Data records
- - -
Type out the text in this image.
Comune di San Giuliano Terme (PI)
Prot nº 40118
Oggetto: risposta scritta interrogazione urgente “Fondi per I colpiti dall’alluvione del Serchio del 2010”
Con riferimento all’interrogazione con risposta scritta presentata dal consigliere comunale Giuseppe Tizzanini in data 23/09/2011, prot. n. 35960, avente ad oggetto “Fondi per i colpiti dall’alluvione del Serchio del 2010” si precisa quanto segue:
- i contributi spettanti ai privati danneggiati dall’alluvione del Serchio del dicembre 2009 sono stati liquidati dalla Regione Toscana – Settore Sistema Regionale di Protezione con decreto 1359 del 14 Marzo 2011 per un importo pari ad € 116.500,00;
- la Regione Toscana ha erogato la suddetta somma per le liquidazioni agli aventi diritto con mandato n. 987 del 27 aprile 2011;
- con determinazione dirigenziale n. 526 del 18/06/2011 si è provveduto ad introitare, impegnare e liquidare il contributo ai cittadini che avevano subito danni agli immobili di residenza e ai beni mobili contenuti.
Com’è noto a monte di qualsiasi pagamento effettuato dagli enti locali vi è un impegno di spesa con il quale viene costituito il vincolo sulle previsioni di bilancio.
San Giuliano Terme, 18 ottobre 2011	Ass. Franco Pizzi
- - -
◆ What needs to be done ◆
Copy every record above exactly as it appears.

◆ Output for this exercise ◆
Type out the text in this image.
Comune di San Giuliano Terme (PI)
Prot nº 40118
Oggetto: risposta scritta interrogazione urgente “Fondi per I colpiti dall’alluvione del Serchio del 2010”
Con riferimento all’interrogazione con risposta scritta presentata dal consigliere comunale Giuseppe Tizzanini in data 23/09/2011, prot. n. 35960, avente ad oggetto “Fondi per i colpiti dall’alluvione del Serchio del 2010” si precisa quanto segue:
- i contributi spettanti ai privati danneggiati dall’alluvione del Serchio del dicembre 2009 sono stati liquidati dalla Regione Toscana – Settore Sistema Regionale di Protezione con decreto 1359 del 14 Marzo 2011 per un importo pari ad € 116.500,00;
- la Regione Toscana ha erogato la suddetta somma per le liquidazioni agli aventi diritto con mandato n. 987 del 27 aprile 2011;
- con determinazione dirigenziale n. 526 del 18/06/2011 si è provveduto ad introitare, impegnare e liquidare il contributo ai cittadini che avevano subito danni agli immobili di residenza e ai beni mobili contenuti.
Com’è noto a monte di qualsiasi pagamento effettuato dagli enti locali vi è un impegno di spesa con il quale viene costituito il vincolo sulle previsioni di bilancio.
San Giuliano Terme, 18 ottobre 2011	Ass. Franco Pizzi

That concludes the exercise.